• [Entries taken from a collection]:
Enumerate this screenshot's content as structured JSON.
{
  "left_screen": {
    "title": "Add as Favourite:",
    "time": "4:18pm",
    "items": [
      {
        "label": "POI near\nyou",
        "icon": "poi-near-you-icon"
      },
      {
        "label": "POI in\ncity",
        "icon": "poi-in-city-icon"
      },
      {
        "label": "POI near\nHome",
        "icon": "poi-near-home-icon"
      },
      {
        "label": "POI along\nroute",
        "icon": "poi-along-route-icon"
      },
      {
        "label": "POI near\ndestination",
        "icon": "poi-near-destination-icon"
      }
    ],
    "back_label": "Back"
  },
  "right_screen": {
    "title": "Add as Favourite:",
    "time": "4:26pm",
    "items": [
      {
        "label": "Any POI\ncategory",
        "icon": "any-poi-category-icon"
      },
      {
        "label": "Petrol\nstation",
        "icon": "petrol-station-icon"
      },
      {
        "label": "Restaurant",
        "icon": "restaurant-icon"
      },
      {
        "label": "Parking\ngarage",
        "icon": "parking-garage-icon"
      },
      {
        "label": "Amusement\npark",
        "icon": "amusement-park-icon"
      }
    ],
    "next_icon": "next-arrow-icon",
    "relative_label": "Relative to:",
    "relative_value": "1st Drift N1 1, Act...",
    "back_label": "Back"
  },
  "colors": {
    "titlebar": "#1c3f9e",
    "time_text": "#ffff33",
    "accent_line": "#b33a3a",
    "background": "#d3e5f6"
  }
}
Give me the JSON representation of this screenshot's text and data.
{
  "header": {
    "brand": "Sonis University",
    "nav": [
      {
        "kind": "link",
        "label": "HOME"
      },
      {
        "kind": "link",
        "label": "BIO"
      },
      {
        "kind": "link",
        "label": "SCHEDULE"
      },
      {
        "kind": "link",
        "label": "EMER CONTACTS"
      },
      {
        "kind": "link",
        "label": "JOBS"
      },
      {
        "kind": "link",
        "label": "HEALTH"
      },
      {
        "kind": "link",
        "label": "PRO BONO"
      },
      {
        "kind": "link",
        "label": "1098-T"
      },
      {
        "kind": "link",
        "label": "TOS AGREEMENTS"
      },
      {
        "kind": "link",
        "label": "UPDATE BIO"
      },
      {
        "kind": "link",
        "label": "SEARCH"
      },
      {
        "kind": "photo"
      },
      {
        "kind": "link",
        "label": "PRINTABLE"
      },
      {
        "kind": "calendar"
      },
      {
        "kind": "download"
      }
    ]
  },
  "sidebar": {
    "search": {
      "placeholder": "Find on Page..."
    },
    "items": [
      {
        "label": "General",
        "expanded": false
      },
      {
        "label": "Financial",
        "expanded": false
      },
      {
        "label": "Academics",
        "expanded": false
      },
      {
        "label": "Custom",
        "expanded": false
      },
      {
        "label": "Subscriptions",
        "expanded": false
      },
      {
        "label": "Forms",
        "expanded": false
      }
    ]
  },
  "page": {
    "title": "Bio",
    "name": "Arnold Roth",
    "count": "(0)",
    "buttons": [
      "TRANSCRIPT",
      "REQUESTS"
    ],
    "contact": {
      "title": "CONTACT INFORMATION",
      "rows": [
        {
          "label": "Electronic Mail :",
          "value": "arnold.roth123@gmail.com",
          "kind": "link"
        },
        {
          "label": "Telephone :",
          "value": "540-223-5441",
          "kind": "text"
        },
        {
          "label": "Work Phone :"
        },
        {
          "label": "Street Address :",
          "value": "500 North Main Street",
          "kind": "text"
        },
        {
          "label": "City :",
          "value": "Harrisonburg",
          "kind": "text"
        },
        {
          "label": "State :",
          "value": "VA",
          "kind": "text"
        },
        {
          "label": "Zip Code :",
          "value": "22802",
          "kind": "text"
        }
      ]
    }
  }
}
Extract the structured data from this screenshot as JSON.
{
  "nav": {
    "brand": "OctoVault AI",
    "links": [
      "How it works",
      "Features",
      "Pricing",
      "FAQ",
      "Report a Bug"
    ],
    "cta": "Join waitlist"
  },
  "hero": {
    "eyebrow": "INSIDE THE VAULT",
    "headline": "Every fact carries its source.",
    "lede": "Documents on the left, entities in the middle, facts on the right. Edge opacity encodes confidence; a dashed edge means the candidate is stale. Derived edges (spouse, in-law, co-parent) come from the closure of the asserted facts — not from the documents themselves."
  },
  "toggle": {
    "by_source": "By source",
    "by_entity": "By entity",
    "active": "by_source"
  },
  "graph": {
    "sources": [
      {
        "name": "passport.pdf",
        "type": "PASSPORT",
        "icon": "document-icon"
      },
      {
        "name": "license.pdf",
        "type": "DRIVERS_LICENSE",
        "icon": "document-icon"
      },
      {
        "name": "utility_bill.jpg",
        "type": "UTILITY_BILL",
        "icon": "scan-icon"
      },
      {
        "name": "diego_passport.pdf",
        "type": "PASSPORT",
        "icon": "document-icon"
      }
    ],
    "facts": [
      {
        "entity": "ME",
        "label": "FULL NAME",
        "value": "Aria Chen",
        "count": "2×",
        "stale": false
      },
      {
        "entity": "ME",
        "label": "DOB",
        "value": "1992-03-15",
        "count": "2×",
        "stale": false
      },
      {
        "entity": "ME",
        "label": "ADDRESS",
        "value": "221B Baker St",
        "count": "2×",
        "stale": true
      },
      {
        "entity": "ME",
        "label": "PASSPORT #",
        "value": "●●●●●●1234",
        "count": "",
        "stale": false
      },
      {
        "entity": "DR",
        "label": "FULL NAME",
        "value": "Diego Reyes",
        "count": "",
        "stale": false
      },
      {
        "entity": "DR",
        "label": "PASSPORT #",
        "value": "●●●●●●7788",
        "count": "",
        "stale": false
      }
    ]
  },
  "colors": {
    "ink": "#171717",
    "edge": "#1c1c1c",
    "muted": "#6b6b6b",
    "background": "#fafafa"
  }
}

• [Written instruction]:
In the entries above, locate every line with the word "data" and copy it.

• [Full solution]:
Give me the JSON representation of this screenshot's text and data.
Extract the structured data from this screenshot as JSON.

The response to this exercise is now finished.